Given task — Set down, in full, every record in the block.

Saved data entries —
[start]

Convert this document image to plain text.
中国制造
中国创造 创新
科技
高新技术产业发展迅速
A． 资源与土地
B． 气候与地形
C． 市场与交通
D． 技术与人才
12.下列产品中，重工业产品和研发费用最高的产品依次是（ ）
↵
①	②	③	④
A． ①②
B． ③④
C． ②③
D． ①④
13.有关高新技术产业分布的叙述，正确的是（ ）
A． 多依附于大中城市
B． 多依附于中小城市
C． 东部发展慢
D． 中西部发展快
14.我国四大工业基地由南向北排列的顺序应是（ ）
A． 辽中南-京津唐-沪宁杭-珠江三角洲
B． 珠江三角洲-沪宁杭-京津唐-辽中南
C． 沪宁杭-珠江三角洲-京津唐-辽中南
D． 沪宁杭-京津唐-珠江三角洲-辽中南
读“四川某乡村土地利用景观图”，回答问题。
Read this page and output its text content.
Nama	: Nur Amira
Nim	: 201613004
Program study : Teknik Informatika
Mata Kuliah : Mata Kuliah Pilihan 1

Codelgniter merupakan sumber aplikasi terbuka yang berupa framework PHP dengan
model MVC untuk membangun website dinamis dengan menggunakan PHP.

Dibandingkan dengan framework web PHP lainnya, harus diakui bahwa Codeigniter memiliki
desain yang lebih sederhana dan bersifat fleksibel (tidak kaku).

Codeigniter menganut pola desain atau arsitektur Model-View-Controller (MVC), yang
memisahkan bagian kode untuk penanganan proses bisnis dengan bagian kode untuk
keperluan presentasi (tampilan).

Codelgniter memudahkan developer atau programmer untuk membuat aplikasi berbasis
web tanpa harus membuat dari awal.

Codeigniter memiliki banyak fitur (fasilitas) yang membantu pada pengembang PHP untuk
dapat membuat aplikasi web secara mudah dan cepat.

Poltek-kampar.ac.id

[end]

Written solution —
Convert this document image to plain text.
中国制造
中国创造 创新
科技
高新技术产业发展迅速
A． 资源与土地
B． 气候与地形
C． 市场与交通
D． 技术与人才
12.下列产品中，重工业产品和研发费用最高的产品依次是（ ）
↵
①	②	③	④
A． ①②
B． ③④
C． ②③
D． ①④
13.有关高新技术产业分布的叙述，正确的是（ ）
A． 多依附于大中城市
B． 多依附于中小城市
C． 东部发展慢
D． 中西部发展快
14.我国四大工业基地由南向北排列的顺序应是（ ）
A． 辽中南-京津唐-沪宁杭-珠江三角洲
B． 珠江三角洲-沪宁杭-京津唐-辽中南
C． 沪宁杭-珠江三角洲-京津唐-辽中南
D． 沪宁杭-京津唐-珠江三角洲-辽中南
读“四川某乡村土地利用景观图”，回答问题。
Read this page and output its text content.
Nama	: Nur Amira
Nim	: 201613004
Program study : Teknik Informatika
Mata Kuliah : Mata Kuliah Pilihan 1

Codelgniter merupakan sumber aplikasi terbuka yang berupa framework PHP dengan
model MVC untuk membangun website dinamis dengan menggunakan PHP.

Dibandingkan dengan framework web PHP lainnya, harus diakui bahwa Codeigniter memiliki
desain yang lebih sederhana dan bersifat fleksibel (tidak kaku).

Codeigniter menganut pola desain atau arsitektur Model-View-Controller (MVC), yang
memisahkan bagian kode untuk penanganan proses bisnis dengan bagian kode untuk
keperluan presentasi (tampilan).

Codelgniter memudahkan developer atau programmer untuk membuat aplikasi berbasis
web tanpa harus membuat dari awal.

Codeigniter memiliki banyak fitur (fasilitas) yang membantu pada pengembang PHP untuk
dapat membuat aplikasi web secara mudah dan cepat.

Poltek-kampar.ac.id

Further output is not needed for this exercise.